**Exercise**
Render every entry verbatim.

──────── Excerpted records ────────

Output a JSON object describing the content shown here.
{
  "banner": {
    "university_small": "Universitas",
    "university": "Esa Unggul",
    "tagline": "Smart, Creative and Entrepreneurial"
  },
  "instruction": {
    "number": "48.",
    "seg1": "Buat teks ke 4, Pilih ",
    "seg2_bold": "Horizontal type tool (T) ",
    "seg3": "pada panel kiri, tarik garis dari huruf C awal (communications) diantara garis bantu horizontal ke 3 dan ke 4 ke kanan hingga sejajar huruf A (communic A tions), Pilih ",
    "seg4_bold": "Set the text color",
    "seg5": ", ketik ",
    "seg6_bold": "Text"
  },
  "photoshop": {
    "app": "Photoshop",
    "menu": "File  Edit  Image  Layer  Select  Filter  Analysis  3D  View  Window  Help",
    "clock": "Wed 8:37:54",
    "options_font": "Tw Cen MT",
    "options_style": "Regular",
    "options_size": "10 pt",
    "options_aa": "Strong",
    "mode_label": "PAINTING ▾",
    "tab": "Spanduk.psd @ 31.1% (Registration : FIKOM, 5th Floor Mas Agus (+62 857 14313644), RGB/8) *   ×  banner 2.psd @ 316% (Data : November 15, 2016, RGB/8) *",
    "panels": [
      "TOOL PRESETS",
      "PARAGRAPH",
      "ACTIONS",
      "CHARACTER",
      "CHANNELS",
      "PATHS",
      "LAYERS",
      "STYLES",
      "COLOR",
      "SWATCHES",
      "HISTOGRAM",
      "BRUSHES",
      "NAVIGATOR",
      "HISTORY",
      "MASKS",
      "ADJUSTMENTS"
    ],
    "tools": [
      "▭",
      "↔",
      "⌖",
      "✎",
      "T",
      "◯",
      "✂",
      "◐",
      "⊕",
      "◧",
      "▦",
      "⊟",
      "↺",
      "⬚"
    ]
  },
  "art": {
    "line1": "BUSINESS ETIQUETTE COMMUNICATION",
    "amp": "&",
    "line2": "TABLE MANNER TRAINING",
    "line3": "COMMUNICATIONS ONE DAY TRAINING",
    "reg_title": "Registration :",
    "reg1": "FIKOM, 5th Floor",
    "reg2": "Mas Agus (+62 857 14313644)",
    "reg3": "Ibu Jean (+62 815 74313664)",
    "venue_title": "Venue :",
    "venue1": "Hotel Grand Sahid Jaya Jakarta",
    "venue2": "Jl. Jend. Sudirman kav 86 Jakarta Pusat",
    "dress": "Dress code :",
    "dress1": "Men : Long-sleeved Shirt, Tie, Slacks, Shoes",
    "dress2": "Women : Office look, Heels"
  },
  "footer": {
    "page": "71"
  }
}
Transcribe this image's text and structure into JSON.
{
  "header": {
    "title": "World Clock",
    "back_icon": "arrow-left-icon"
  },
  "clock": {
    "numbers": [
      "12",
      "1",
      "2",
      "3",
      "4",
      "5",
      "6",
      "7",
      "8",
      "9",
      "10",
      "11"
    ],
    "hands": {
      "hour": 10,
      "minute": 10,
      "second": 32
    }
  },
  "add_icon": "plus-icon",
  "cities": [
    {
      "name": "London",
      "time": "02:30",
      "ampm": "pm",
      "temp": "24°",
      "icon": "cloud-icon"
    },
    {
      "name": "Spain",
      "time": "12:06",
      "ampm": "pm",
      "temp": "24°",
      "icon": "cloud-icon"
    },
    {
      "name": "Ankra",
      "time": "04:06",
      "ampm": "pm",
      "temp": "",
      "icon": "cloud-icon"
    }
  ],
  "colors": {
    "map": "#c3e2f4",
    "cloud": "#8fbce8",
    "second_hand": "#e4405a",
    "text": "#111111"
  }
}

────────

**Response below**
Output a JSON object describing the content shown here.
{
  "banner": {
    "university_small": "Universitas",
    "university": "Esa Unggul",
    "tagline": "Smart, Creative and Entrepreneurial"
  },
  "instruction": {
    "number": "48.",
    "seg1": "Buat teks ke 4, Pilih ",
    "seg2_bold": "Horizontal type tool (T) ",
    "seg3": "pada panel kiri, tarik garis dari huruf C awal (communications) diantara garis bantu horizontal ke 3 dan ke 4 ke kanan hingga sejajar huruf A (communic A tions), Pilih ",
    "seg4_bold": "Set the text color",
    "seg5": ", ketik ",
    "seg6_bold": "Text"
  },
  "photoshop": {
    "app": "Photoshop",
    "menu": "File  Edit  Image  Layer  Select  Filter  Analysis  3D  View  Window  Help",
    "clock": "Wed 8:37:54",
    "options_font": "Tw Cen MT",
    "options_style": "Regular",
    "options_size": "10 pt",
    "options_aa": "Strong",
    "mode_label": "PAINTING ▾",
    "tab": "Spanduk.psd @ 31.1% (Registration : FIKOM, 5th Floor Mas Agus (+62 857 14313644), RGB/8) *   ×  banner 2.psd @ 316% (Data : November 15, 2016, RGB/8) *",
    "panels": [
      "TOOL PRESETS",
      "PARAGRAPH",
      "ACTIONS",
      "CHARACTER",
      "CHANNELS",
      "PATHS",
      "LAYERS",
      "STYLES",
      "COLOR",
      "SWATCHES",
      "HISTOGRAM",
      "BRUSHES",
      "NAVIGATOR",
      "HISTORY",
      "MASKS",
      "ADJUSTMENTS"
    ],
    "tools": [
      "▭",
      "↔",
      "⌖",
      "✎",
      "T",
      "◯",
      "✂",
      "◐",
      "⊕",
      "◧",
      "▦",
      "⊟",
      "↺",
      "⬚"
    ]
  },
  "art": {
    "line1": "BUSINESS ETIQUETTE COMMUNICATION",
    "amp": "&",
    "line2": "TABLE MANNER TRAINING",
    "line3": "COMMUNICATIONS ONE DAY TRAINING",
    "reg_title": "Registration :",
    "reg1": "FIKOM, 5th Floor",
    "reg2": "Mas Agus (+62 857 14313644)",
    "reg3": "Ibu Jean (+62 815 74313664)",
    "venue_title": "Venue :",
    "venue1": "Hotel Grand Sahid Jaya Jakarta",
    "venue2": "Jl. Jend. Sudirman kav 86 Jakarta Pusat",
    "dress": "Dress code :",
    "dress1": "Men : Long-sleeved Shirt, Tie, Slacks, Shoes",
    "dress2": "Women : Office look, Heels"
  },
  "footer": {
    "page": "71"
  }
}
Transcribe this image's text and structure into JSON.
{
  "header": {
    "title": "World Clock",
    "back_icon": "arrow-left-icon"
  },
  "clock": {
    "numbers": [
      "12",
      "1",
      "2",
      "3",
      "4",
      "5",
      "6",
      "7",
      "8",
      "9",
      "10",
      "11"
    ],
    "hands": {
      "hour": 10,
      "minute": 10,
      "second": 32
    }
  },
  "add_icon": "plus-icon",
  "cities": [
    {
      "name": "London",
      "time": "02:30",
      "ampm": "pm",
      "temp": "24°",
      "icon": "cloud-icon"
    },
    {
      "name": "Spain",
      "time": "12:06",
      "ampm": "pm",
      "temp": "24°",
      "icon": "cloud-icon"
    },
    {
      "name": "Ankra",
      "time": "04:06",
      "ampm": "pm",
      "temp": "",
      "icon": "cloud-icon"
    }
  ],
  "colors": {
    "map": "#c3e2f4",
    "cloud": "#8fbce8",
    "second_hand": "#e4405a",
    "text": "#111111"
  }
}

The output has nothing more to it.